Document structure recognition data:
= = = =
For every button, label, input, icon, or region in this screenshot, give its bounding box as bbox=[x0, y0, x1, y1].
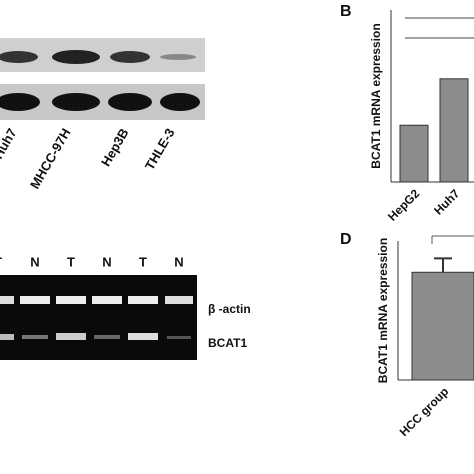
band bbox=[167, 336, 191, 339]
band bbox=[128, 296, 158, 304]
band bbox=[94, 335, 120, 339]
band bbox=[56, 296, 86, 304]
lane-label: N bbox=[102, 254, 111, 269]
western-blot bbox=[0, 38, 205, 120]
band bbox=[0, 334, 14, 340]
band bbox=[0, 51, 38, 63]
band bbox=[160, 54, 196, 60]
band bbox=[165, 296, 193, 304]
band bbox=[0, 93, 40, 111]
panel-label: B bbox=[340, 3, 352, 20]
band bbox=[52, 50, 100, 64]
bar bbox=[399, 124, 429, 183]
bar bbox=[411, 271, 474, 381]
band bbox=[56, 333, 86, 340]
lane-label: T bbox=[0, 254, 2, 269]
gel bbox=[0, 275, 197, 360]
y-axis-label: BCAT1 mRNA expression bbox=[376, 238, 390, 383]
band bbox=[160, 93, 200, 111]
band bbox=[108, 93, 152, 111]
gel-image bbox=[0, 275, 197, 360]
lane-label: T bbox=[139, 254, 147, 269]
band bbox=[128, 333, 158, 340]
band bbox=[92, 296, 122, 304]
bar bbox=[439, 78, 469, 183]
band bbox=[0, 296, 14, 304]
band bbox=[110, 51, 150, 63]
lane-label: N bbox=[30, 254, 39, 269]
band bbox=[22, 335, 48, 339]
band bbox=[20, 296, 50, 304]
lane-label: T bbox=[67, 254, 75, 269]
y-axis-label: BCAT1 mRNA expression bbox=[369, 23, 383, 168]
band-label: β -actin bbox=[208, 302, 251, 316]
lane-label: N bbox=[174, 254, 183, 269]
band bbox=[52, 93, 100, 111]
panel-label: D bbox=[340, 231, 352, 248]
band-label: BCAT1 bbox=[208, 336, 247, 350]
= = = =
- EXERCISE PROMPT -
Copy each line above precisely, dropping the pictures.

- SOLUTION FOR THIS PROBLEM -
For every button, label, input, icon, or region in this screenshot, give its bounding box as bbox=[x0, y0, x1, y1].
band bbox=[167, 336, 191, 339]
band bbox=[128, 296, 158, 304]
band bbox=[94, 335, 120, 339]
band bbox=[56, 296, 86, 304]
lane-label: N bbox=[102, 254, 111, 269]
western-blot bbox=[0, 38, 205, 120]
band bbox=[0, 334, 14, 340]
band bbox=[0, 51, 38, 63]
band bbox=[160, 54, 196, 60]
band bbox=[165, 296, 193, 304]
band bbox=[0, 93, 40, 111]
panel-label: B bbox=[340, 3, 352, 20]
band bbox=[52, 50, 100, 64]
bar bbox=[399, 124, 429, 183]
bar bbox=[411, 271, 474, 381]
band bbox=[56, 333, 86, 340]
lane-label: T bbox=[0, 254, 2, 269]
gel bbox=[0, 275, 197, 360]
y-axis-label: BCAT1 mRNA expression bbox=[376, 238, 390, 383]
band bbox=[160, 93, 200, 111]
band bbox=[108, 93, 152, 111]
gel-image bbox=[0, 275, 197, 360]
lane-label: T bbox=[139, 254, 147, 269]
band bbox=[128, 333, 158, 340]
band bbox=[92, 296, 122, 304]
bar bbox=[439, 78, 469, 183]
band bbox=[0, 296, 14, 304]
band bbox=[110, 51, 150, 63]
lane-label: N bbox=[30, 254, 39, 269]
band bbox=[22, 335, 48, 339]
band bbox=[20, 296, 50, 304]
lane-label: T bbox=[67, 254, 75, 269]
y-axis-label: BCAT1 mRNA expression bbox=[369, 23, 383, 168]
band-label: β -actin bbox=[208, 302, 251, 316]
lane-label: N bbox=[174, 254, 183, 269]
band bbox=[52, 93, 100, 111]
panel-label: D bbox=[340, 231, 352, 248]
band-label: BCAT1 bbox=[208, 336, 247, 350]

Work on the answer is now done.